-- Start of Data for processing --

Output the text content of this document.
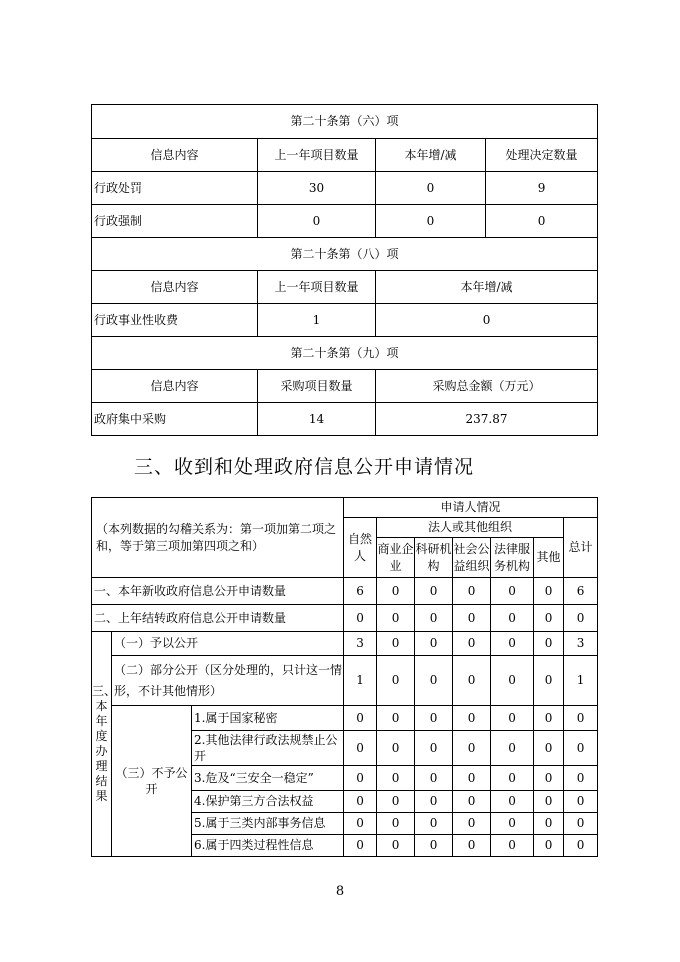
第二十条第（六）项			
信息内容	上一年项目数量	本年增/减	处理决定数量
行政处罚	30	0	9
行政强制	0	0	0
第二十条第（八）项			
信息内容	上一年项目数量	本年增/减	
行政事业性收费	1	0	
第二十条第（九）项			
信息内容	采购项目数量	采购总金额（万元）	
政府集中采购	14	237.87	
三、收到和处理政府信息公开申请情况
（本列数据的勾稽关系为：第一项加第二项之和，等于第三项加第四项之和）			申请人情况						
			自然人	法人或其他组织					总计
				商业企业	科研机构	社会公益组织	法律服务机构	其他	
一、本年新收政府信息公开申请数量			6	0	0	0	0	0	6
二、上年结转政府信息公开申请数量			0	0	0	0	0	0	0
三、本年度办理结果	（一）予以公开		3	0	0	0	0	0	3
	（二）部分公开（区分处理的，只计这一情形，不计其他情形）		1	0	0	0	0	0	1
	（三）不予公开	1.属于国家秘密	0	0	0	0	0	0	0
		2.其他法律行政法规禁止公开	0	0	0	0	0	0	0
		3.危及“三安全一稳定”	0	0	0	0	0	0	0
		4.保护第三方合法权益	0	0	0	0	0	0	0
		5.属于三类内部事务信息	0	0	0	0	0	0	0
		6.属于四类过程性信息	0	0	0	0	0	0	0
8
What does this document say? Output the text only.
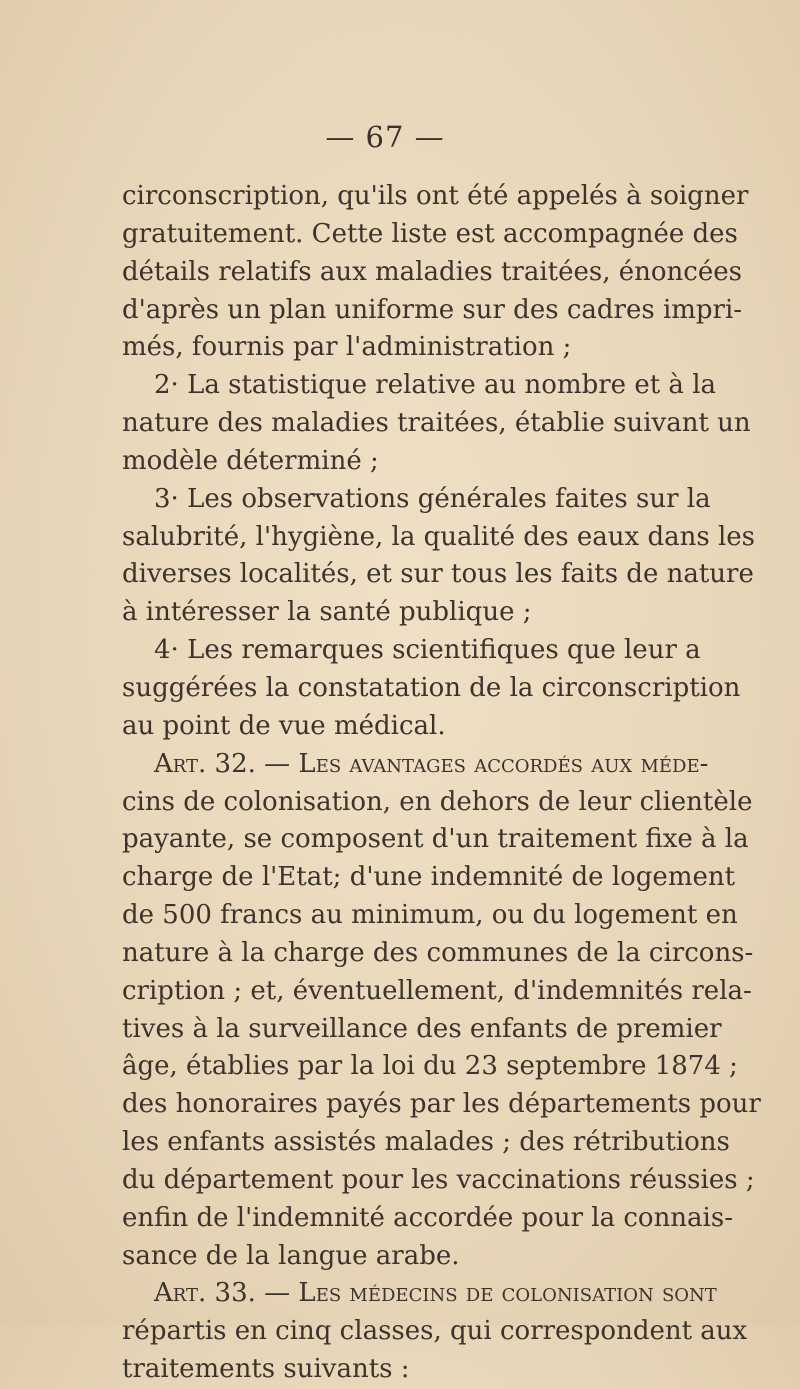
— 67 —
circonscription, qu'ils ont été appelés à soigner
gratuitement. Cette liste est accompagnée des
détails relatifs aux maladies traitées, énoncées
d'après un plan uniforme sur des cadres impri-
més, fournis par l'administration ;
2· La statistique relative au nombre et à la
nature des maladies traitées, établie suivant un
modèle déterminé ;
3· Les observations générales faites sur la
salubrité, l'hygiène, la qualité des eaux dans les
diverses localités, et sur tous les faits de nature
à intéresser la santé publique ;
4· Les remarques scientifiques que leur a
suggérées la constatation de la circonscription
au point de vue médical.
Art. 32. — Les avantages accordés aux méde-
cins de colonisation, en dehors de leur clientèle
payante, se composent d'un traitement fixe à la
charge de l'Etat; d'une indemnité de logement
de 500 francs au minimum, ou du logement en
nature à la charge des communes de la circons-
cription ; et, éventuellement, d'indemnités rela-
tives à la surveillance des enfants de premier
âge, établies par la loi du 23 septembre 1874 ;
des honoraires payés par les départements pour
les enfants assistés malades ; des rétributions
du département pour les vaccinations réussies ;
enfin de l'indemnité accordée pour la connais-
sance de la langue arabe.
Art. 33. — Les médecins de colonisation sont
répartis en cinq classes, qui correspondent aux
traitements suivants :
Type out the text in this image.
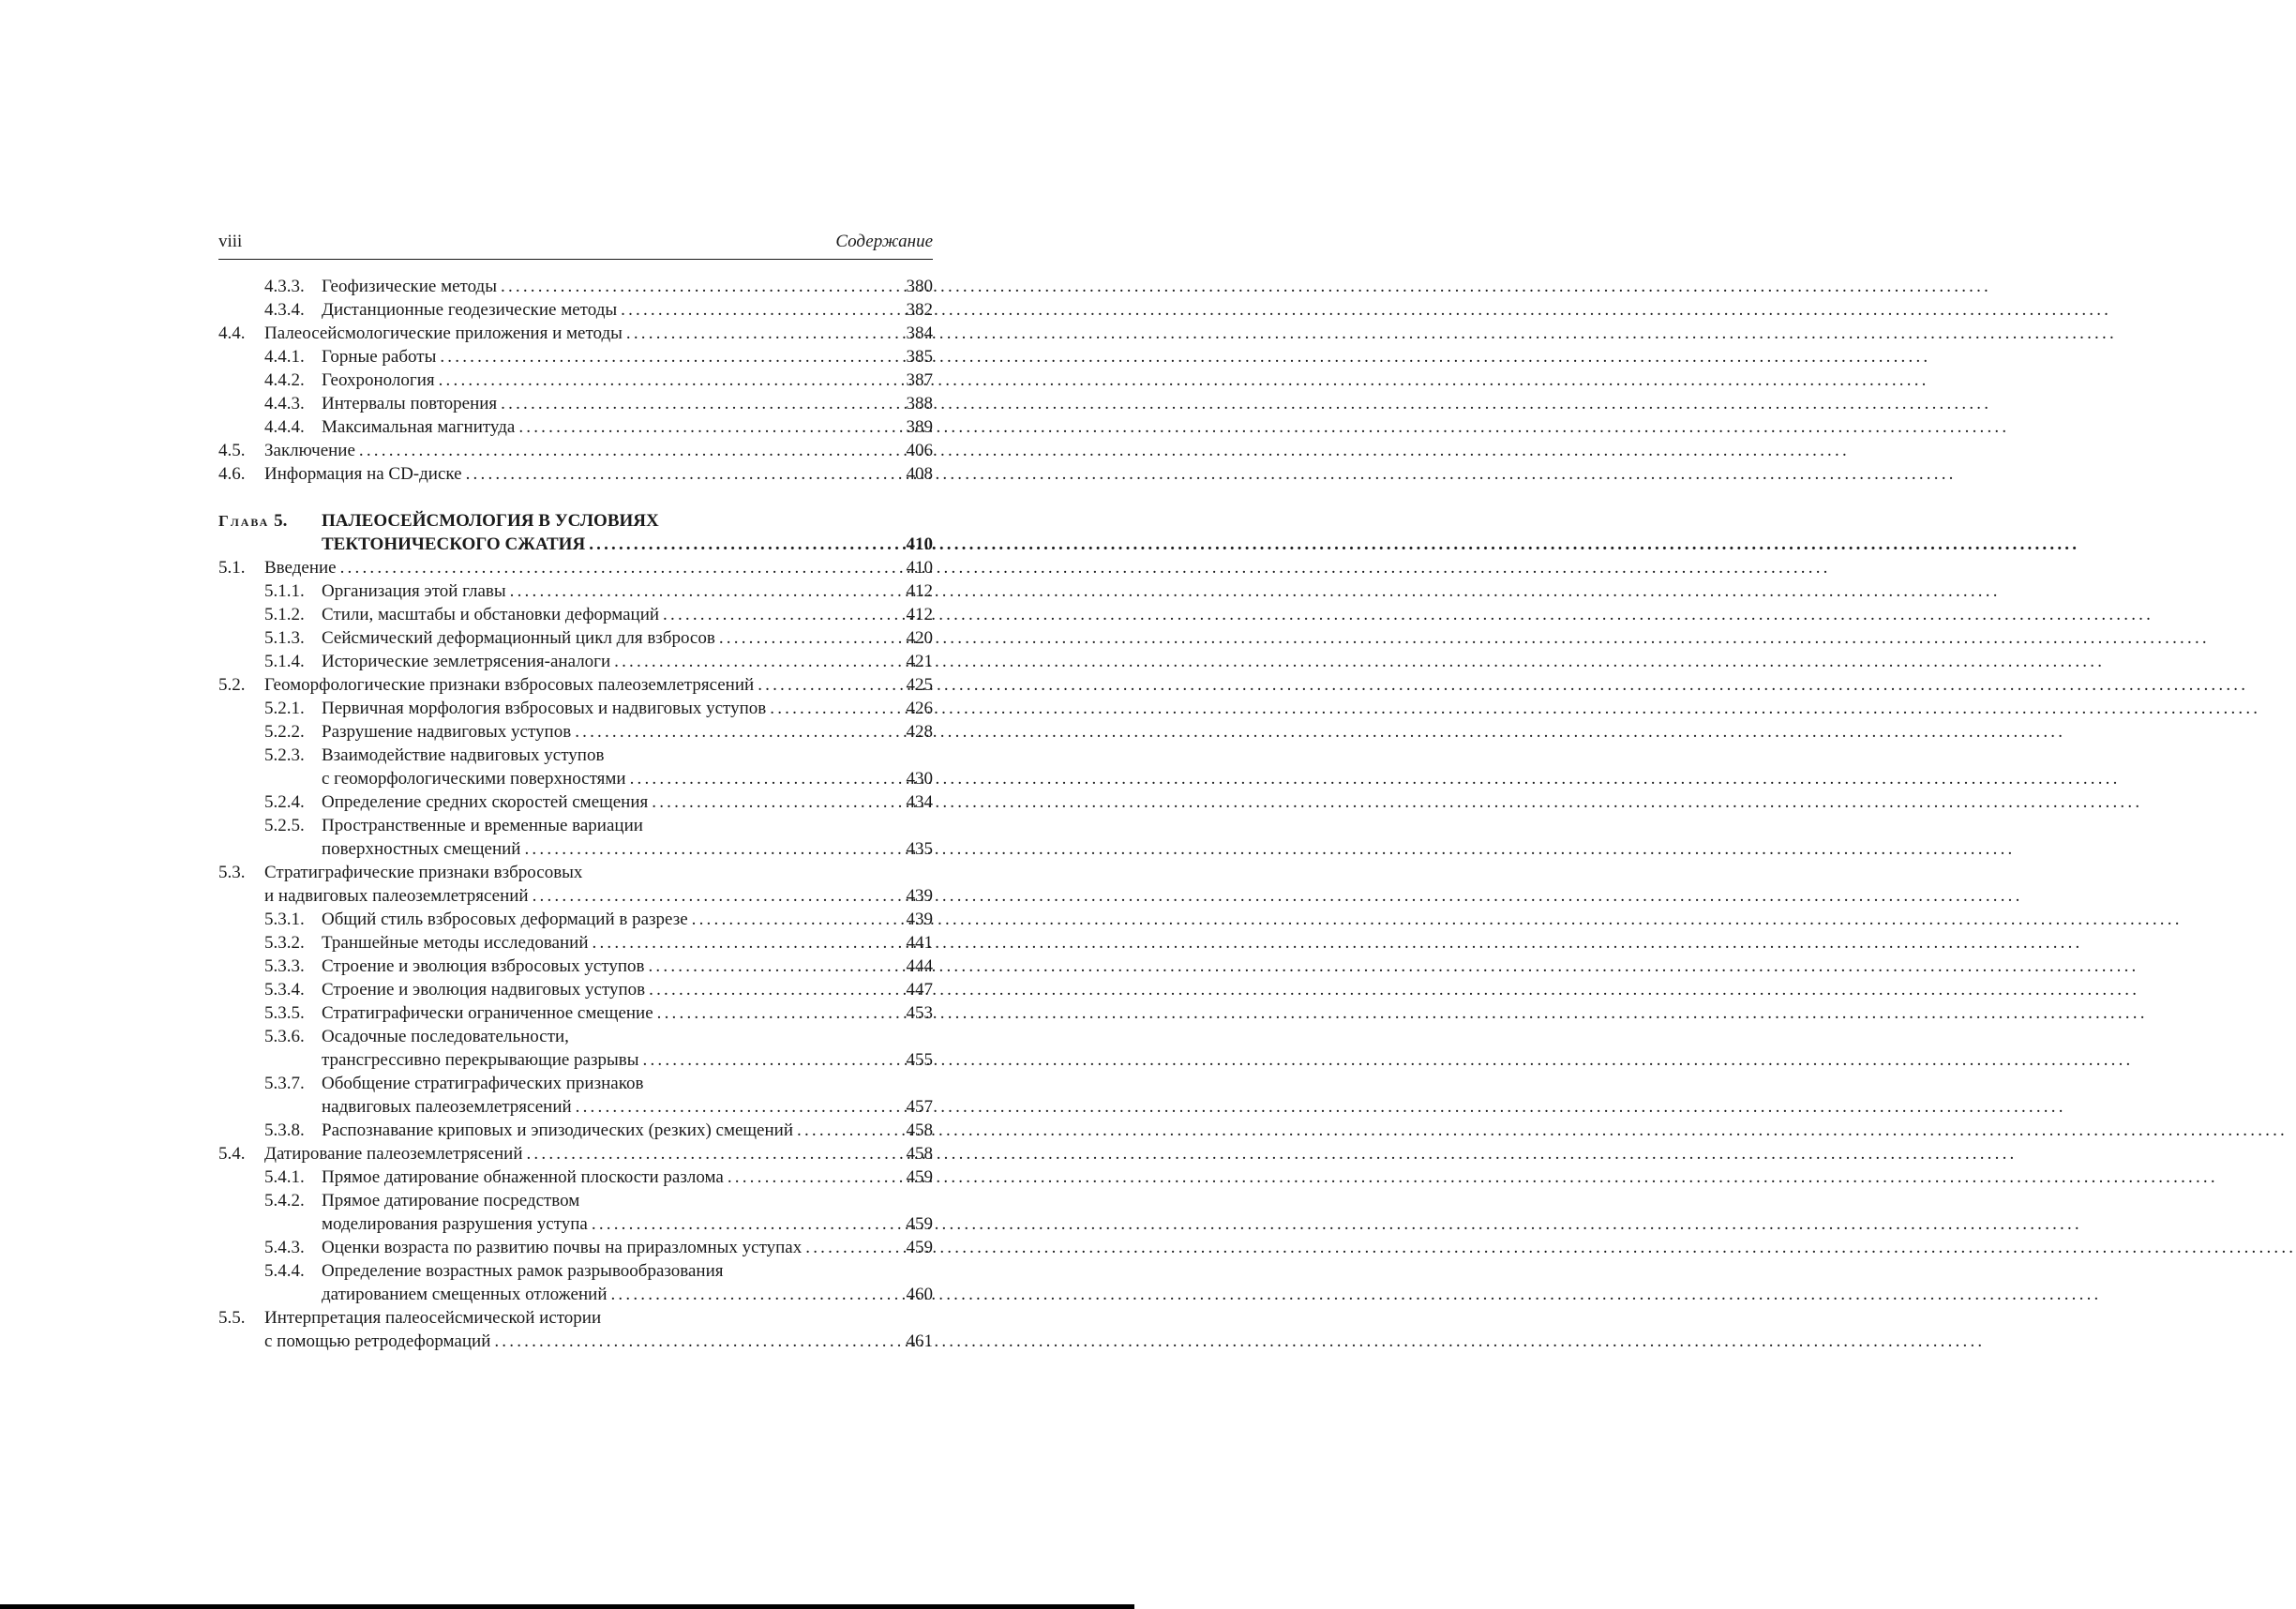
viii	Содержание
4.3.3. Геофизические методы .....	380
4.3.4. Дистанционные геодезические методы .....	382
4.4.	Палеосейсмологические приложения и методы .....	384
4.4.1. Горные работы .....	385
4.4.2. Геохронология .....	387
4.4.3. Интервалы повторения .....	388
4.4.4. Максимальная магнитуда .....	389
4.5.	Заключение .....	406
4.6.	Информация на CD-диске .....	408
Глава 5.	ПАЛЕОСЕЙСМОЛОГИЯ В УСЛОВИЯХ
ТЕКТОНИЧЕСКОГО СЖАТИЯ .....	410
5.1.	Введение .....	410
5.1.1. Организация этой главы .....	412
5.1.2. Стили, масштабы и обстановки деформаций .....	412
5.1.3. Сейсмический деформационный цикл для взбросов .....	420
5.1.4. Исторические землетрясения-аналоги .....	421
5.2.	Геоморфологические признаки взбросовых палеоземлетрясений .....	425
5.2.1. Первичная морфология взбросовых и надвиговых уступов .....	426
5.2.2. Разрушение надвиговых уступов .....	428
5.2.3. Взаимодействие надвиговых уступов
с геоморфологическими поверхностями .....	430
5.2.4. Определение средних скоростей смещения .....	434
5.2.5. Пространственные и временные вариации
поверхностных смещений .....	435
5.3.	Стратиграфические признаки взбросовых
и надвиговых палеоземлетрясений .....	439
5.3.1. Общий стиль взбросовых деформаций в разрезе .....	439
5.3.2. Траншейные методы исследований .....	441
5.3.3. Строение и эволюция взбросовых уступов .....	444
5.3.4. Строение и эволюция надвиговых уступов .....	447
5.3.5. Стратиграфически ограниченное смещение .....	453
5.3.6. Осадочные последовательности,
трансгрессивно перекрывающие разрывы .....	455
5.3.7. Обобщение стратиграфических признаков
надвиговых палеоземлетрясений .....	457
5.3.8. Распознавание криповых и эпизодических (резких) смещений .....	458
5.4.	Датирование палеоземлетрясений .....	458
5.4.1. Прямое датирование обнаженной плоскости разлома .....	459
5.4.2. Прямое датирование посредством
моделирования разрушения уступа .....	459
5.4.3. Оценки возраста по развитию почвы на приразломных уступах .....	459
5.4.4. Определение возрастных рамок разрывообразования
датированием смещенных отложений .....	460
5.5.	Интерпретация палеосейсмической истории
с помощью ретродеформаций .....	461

-- End of Data for processing --

Required work ▸
Copy out each line of the data containing the string "信息内容".

Result of this task ▸
信息内容	上一年项目数量	本年增/减	处理决定数量
信息内容	上一年项目数量	本年增/减	
信息内容	采购项目数量	采购总金额（万元）	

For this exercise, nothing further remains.